Please quote the material exactly, every line of it.
┄┄┄┄┄┄┄┄┄┄
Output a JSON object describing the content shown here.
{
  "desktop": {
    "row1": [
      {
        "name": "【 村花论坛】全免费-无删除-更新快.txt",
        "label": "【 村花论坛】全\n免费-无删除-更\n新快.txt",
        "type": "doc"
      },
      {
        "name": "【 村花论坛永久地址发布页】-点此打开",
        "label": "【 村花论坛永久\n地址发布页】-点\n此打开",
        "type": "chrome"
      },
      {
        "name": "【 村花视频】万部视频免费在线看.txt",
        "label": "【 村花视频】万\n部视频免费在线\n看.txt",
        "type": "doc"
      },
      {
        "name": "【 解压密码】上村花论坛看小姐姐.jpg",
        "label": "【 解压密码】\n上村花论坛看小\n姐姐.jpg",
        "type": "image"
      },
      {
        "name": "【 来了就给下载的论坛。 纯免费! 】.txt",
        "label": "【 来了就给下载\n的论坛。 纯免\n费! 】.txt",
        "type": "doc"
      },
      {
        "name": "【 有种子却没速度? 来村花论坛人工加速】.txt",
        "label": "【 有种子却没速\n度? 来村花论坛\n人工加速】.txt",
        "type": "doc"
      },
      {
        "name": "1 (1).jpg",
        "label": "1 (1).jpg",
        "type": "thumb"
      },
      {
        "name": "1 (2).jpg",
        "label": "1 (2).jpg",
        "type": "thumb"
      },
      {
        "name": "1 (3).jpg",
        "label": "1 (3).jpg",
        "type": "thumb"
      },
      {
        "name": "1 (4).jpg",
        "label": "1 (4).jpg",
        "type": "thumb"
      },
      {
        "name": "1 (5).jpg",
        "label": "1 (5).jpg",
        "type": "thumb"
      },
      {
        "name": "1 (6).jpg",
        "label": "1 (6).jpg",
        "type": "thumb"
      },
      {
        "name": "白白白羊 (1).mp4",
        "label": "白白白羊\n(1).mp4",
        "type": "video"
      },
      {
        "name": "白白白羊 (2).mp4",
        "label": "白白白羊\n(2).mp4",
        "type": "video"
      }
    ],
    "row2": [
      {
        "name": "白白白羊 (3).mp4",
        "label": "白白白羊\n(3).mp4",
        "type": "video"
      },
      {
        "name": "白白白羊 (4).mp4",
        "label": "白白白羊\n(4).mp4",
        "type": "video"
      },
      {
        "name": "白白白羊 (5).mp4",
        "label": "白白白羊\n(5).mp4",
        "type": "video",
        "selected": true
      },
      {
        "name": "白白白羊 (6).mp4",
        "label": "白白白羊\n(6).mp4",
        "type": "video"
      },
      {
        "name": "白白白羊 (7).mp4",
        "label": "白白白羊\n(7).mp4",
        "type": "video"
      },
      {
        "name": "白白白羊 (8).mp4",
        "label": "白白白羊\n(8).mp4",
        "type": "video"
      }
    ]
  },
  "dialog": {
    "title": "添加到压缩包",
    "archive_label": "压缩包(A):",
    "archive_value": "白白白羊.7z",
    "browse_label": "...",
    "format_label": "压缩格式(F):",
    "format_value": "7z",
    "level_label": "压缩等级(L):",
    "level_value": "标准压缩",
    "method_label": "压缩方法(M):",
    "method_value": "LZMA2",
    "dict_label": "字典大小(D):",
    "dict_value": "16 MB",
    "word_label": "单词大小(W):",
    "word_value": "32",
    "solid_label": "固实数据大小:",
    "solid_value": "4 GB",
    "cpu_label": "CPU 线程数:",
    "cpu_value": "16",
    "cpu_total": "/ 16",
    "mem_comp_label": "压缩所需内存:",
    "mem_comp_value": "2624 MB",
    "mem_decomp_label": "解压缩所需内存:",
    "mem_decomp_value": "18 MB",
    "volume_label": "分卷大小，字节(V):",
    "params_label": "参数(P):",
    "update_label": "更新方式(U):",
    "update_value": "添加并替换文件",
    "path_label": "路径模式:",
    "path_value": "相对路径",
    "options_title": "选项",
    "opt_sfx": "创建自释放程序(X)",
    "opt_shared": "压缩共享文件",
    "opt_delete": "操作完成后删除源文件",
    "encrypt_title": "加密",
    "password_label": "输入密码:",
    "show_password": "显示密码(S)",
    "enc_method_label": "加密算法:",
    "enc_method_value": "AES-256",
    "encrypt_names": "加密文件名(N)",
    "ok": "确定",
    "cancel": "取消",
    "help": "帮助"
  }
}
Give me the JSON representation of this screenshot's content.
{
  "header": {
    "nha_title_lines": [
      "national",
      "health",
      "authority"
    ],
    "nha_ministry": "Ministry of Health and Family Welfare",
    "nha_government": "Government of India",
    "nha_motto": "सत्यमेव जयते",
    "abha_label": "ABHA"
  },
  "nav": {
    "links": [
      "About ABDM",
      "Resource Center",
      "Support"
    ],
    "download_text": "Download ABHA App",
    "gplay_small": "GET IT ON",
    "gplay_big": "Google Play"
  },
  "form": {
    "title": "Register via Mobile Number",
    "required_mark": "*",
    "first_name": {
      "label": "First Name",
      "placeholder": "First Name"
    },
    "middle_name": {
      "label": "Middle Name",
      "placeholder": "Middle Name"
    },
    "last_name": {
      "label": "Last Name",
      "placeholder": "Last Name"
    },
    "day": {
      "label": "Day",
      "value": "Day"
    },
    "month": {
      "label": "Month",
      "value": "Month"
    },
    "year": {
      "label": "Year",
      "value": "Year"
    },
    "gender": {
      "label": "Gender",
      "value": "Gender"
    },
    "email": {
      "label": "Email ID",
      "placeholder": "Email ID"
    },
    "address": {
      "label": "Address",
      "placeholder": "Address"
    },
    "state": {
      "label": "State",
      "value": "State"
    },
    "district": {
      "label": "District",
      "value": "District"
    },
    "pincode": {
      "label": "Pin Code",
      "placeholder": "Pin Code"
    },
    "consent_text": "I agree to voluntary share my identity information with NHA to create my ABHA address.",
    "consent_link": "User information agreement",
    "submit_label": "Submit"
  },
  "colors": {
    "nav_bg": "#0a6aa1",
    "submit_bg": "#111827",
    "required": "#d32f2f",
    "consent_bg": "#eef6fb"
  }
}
┄┄┄┄┄┄┄┄┄┄
| COMPLETED EXERCISE |
Output a JSON object describing the content shown here.
{
  "desktop": {
    "row1": [
      {
        "name": "【 村花论坛】全免费-无删除-更新快.txt",
        "label": "【 村花论坛】全\n免费-无删除-更\n新快.txt",
        "type": "doc"
      },
      {
        "name": "【 村花论坛永久地址发布页】-点此打开",
        "label": "【 村花论坛永久\n地址发布页】-点\n此打开",
        "type": "chrome"
      },
      {
        "name": "【 村花视频】万部视频免费在线看.txt",
        "label": "【 村花视频】万\n部视频免费在线\n看.txt",
        "type": "doc"
      },
      {
        "name": "【 解压密码】上村花论坛看小姐姐.jpg",
        "label": "【 解压密码】\n上村花论坛看小\n姐姐.jpg",
        "type": "image"
      },
      {
        "name": "【 来了就给下载的论坛。 纯免费! 】.txt",
        "label": "【 来了就给下载\n的论坛。 纯免\n费! 】.txt",
        "type": "doc"
      },
      {
        "name": "【 有种子却没速度? 来村花论坛人工加速】.txt",
        "label": "【 有种子却没速\n度? 来村花论坛\n人工加速】.txt",
        "type": "doc"
      },
      {
        "name": "1 (1).jpg",
        "label": "1 (1).jpg",
        "type": "thumb"
      },
      {
        "name": "1 (2).jpg",
        "label": "1 (2).jpg",
        "type": "thumb"
      },
      {
        "name": "1 (3).jpg",
        "label": "1 (3).jpg",
        "type": "thumb"
      },
      {
        "name": "1 (4).jpg",
        "label": "1 (4).jpg",
        "type": "thumb"
      },
      {
        "name": "1 (5).jpg",
        "label": "1 (5).jpg",
        "type": "thumb"
      },
      {
        "name": "1 (6).jpg",
        "label": "1 (6).jpg",
        "type": "thumb"
      },
      {
        "name": "白白白羊 (1).mp4",
        "label": "白白白羊\n(1).mp4",
        "type": "video"
      },
      {
        "name": "白白白羊 (2).mp4",
        "label": "白白白羊\n(2).mp4",
        "type": "video"
      }
    ],
    "row2": [
      {
        "name": "白白白羊 (3).mp4",
        "label": "白白白羊\n(3).mp4",
        "type": "video"
      },
      {
        "name": "白白白羊 (4).mp4",
        "label": "白白白羊\n(4).mp4",
        "type": "video"
      },
      {
        "name": "白白白羊 (5).mp4",
        "label": "白白白羊\n(5).mp4",
        "type": "video",
        "selected": true
      },
      {
        "name": "白白白羊 (6).mp4",
        "label": "白白白羊\n(6).mp4",
        "type": "video"
      },
      {
        "name": "白白白羊 (7).mp4",
        "label": "白白白羊\n(7).mp4",
        "type": "video"
      },
      {
        "name": "白白白羊 (8).mp4",
        "label": "白白白羊\n(8).mp4",
        "type": "video"
      }
    ]
  },
  "dialog": {
    "title": "添加到压缩包",
    "archive_label": "压缩包(A):",
    "archive_value": "白白白羊.7z",
    "browse_label": "...",
    "format_label": "压缩格式(F):",
    "format_value": "7z",
    "level_label": "压缩等级(L):",
    "level_value": "标准压缩",
    "method_label": "压缩方法(M):",
    "method_value": "LZMA2",
    "dict_label": "字典大小(D):",
    "dict_value": "16 MB",
    "word_label": "单词大小(W):",
    "word_value": "32",
    "solid_label": "固实数据大小:",
    "solid_value": "4 GB",
    "cpu_label": "CPU 线程数:",
    "cpu_value": "16",
    "cpu_total": "/ 16",
    "mem_comp_label": "压缩所需内存:",
    "mem_comp_value": "2624 MB",
    "mem_decomp_label": "解压缩所需内存:",
    "mem_decomp_value": "18 MB",
    "volume_label": "分卷大小，字节(V):",
    "params_label": "参数(P):",
    "update_label": "更新方式(U):",
    "update_value": "添加并替换文件",
    "path_label": "路径模式:",
    "path_value": "相对路径",
    "options_title": "选项",
    "opt_sfx": "创建自释放程序(X)",
    "opt_shared": "压缩共享文件",
    "opt_delete": "操作完成后删除源文件",
    "encrypt_title": "加密",
    "password_label": "输入密码:",
    "show_password": "显示密码(S)",
    "enc_method_label": "加密算法:",
    "enc_method_value": "AES-256",
    "encrypt_names": "加密文件名(N)",
    "ok": "确定",
    "cancel": "取消",
    "help": "帮助"
  }
}
Give me the JSON representation of this screenshot's content.
{
  "header": {
    "nha_title_lines": [
      "national",
      "health",
      "authority"
    ],
    "nha_ministry": "Ministry of Health and Family Welfare",
    "nha_government": "Government of India",
    "nha_motto": "सत्यमेव जयते",
    "abha_label": "ABHA"
  },
  "nav": {
    "links": [
      "About ABDM",
      "Resource Center",
      "Support"
    ],
    "download_text": "Download ABHA App",
    "gplay_small": "GET IT ON",
    "gplay_big": "Google Play"
  },
  "form": {
    "title": "Register via Mobile Number",
    "required_mark": "*",
    "first_name": {
      "label": "First Name",
      "placeholder": "First Name"
    },
    "middle_name": {
      "label": "Middle Name",
      "placeholder": "Middle Name"
    },
    "last_name": {
      "label": "Last Name",
      "placeholder": "Last Name"
    },
    "day": {
      "label": "Day",
      "value": "Day"
    },
    "month": {
      "label": "Month",
      "value": "Month"
    },
    "year": {
      "label": "Year",
      "value": "Year"
    },
    "gender": {
      "label": "Gender",
      "value": "Gender"
    },
    "email": {
      "label": "Email ID",
      "placeholder": "Email ID"
    },
    "address": {
      "label": "Address",
      "placeholder": "Address"
    },
    "state": {
      "label": "State",
      "value": "State"
    },
    "district": {
      "label": "District",
      "value": "District"
    },
    "pincode": {
      "label": "Pin Code",
      "placeholder": "Pin Code"
    },
    "consent_text": "I agree to voluntary share my identity information with NHA to create my ABHA address.",
    "consent_link": "User information agreement",
    "submit_label": "Submit"
  },
  "colors": {
    "nav_bg": "#0a6aa1",
    "submit_bg": "#111827",
    "required": "#d32f2f",
    "consent_bg": "#eef6fb"
  }
}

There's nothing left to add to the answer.